▶ _Stated task_:
Reproduce word for word the lines of the records from the very first line through the line containing "examples-label: Examples: bbox=[57, 175, 128, 192]", including both.

▶ _Entries shown_:
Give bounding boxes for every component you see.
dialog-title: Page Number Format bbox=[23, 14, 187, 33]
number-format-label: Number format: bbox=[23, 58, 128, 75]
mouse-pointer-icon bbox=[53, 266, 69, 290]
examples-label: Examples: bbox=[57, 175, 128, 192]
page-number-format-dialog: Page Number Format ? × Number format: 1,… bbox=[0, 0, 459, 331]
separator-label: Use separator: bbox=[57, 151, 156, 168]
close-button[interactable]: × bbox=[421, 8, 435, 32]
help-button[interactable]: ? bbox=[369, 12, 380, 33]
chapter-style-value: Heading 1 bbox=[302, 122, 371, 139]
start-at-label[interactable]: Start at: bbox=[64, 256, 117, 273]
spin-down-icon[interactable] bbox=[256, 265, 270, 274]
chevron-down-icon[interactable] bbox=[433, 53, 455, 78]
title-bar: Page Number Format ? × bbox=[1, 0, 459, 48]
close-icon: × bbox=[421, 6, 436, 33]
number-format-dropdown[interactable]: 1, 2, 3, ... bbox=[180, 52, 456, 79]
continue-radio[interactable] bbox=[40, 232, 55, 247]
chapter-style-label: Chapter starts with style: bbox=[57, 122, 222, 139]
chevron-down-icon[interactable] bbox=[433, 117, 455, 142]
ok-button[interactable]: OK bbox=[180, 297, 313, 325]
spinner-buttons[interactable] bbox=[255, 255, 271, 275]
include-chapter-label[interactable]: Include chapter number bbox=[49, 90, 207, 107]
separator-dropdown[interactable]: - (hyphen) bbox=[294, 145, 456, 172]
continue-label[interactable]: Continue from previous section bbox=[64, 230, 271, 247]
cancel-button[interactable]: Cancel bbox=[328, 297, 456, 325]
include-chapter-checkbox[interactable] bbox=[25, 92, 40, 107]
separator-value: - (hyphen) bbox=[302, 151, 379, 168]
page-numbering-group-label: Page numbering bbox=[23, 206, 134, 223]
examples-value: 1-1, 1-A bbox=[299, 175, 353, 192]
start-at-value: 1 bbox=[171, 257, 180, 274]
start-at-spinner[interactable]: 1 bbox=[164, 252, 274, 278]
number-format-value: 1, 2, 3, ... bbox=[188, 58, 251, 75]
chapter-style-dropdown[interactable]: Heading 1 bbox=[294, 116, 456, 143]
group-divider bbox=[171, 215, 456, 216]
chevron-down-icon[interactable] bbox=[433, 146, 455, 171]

▶ _Result for this task_:
Give bounding boxes for every component you see.
dialog-title: Page Number Format bbox=[23, 14, 187, 33]
number-format-label: Number format: bbox=[23, 58, 128, 75]
mouse-pointer-icon bbox=[53, 266, 69, 290]
examples-label: Examples: bbox=[57, 175, 128, 192]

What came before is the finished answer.